### To be done:
Note each line where "fille" appears, and copy it.

### Data supplied:
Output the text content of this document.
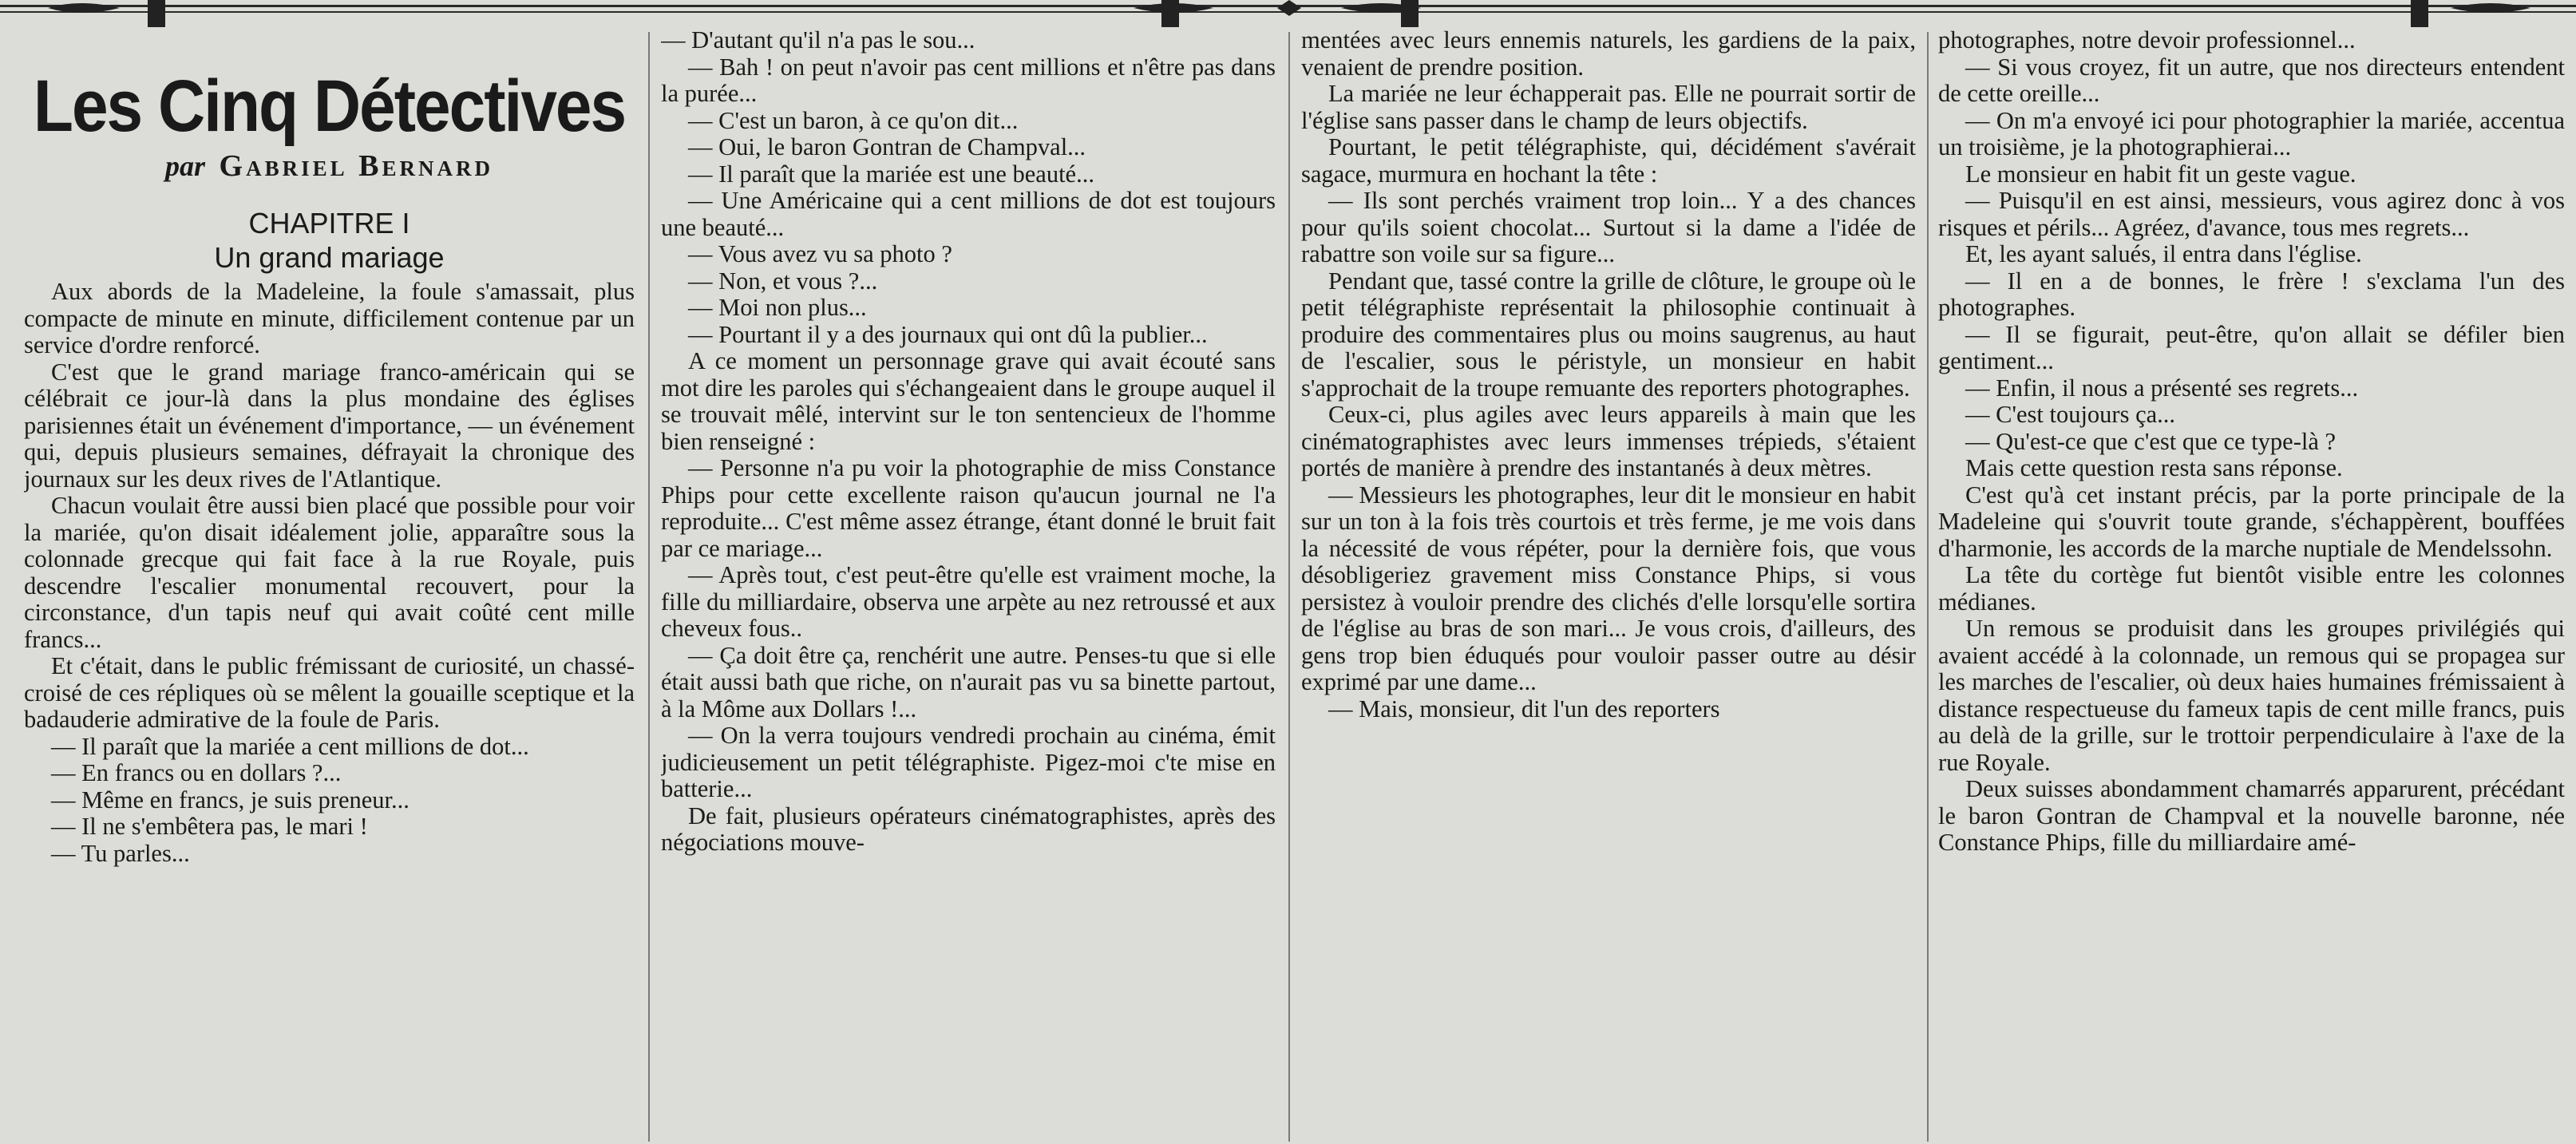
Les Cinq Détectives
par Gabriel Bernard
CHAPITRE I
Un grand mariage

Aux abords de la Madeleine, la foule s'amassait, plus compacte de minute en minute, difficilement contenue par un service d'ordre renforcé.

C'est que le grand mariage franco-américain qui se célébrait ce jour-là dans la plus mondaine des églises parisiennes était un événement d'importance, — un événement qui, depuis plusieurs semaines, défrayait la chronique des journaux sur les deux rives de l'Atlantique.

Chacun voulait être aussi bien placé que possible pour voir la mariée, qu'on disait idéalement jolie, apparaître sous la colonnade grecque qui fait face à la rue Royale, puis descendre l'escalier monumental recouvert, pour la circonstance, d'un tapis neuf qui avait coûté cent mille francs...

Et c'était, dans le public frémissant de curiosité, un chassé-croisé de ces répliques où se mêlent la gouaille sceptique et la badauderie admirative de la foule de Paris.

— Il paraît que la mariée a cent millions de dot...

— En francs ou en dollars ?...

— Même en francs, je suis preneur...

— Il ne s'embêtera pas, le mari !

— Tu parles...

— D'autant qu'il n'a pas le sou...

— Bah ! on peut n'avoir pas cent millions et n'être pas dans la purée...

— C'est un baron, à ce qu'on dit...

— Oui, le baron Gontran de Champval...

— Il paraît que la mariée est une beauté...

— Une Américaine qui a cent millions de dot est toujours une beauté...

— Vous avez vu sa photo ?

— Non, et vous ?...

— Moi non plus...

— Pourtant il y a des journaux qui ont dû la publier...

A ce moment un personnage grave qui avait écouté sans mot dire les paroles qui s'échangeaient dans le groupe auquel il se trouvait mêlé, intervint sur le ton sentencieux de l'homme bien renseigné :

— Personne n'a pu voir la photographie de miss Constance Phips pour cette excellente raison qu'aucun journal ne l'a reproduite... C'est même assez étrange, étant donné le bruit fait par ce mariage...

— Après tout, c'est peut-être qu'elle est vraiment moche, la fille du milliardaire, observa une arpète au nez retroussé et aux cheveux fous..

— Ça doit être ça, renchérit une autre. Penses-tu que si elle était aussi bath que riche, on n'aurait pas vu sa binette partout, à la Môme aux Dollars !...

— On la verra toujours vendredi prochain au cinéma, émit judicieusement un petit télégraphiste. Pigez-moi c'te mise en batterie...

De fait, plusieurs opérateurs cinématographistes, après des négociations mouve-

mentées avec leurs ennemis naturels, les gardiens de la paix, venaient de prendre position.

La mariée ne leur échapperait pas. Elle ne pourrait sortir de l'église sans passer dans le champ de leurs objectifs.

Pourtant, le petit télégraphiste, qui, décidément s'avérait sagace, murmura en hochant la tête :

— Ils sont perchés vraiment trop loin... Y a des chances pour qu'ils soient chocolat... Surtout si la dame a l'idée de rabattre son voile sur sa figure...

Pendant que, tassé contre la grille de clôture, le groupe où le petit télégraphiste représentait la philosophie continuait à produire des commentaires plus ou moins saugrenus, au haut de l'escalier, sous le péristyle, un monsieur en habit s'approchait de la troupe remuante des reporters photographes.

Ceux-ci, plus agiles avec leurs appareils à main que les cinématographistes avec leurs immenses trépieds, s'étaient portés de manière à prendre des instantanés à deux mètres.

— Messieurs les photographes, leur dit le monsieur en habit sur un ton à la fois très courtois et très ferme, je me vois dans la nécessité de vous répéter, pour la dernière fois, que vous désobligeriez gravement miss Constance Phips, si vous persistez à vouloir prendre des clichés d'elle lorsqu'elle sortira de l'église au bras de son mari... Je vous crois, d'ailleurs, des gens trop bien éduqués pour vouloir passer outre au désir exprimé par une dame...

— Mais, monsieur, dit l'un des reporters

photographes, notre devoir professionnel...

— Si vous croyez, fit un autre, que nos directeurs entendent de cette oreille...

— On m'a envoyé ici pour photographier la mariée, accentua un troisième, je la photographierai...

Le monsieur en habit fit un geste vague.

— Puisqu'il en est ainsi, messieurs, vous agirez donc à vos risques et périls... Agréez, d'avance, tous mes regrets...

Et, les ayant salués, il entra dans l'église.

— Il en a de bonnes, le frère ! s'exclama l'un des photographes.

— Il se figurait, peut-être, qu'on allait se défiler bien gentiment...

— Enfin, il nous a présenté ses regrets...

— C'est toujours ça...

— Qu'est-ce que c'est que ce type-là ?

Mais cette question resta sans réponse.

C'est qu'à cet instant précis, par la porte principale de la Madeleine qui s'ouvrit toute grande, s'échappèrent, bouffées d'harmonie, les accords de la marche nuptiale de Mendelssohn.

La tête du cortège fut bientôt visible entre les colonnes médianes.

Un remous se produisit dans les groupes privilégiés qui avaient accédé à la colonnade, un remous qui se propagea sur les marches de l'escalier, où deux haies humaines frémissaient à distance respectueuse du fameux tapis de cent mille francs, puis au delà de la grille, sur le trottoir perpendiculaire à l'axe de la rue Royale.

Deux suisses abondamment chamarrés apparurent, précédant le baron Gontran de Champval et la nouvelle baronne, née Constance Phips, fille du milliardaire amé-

### Expected output:
— Après tout, c'est peut-être qu'elle est vraiment moche, la fille du milliardaire, observa une arpète au nez retroussé et aux cheveux fous..
Deux suisses abondamment chamarrés apparurent, précédant le baron Gontran de Champval et la nouvelle baronne, née Constance Phips, fille du milliardaire amé-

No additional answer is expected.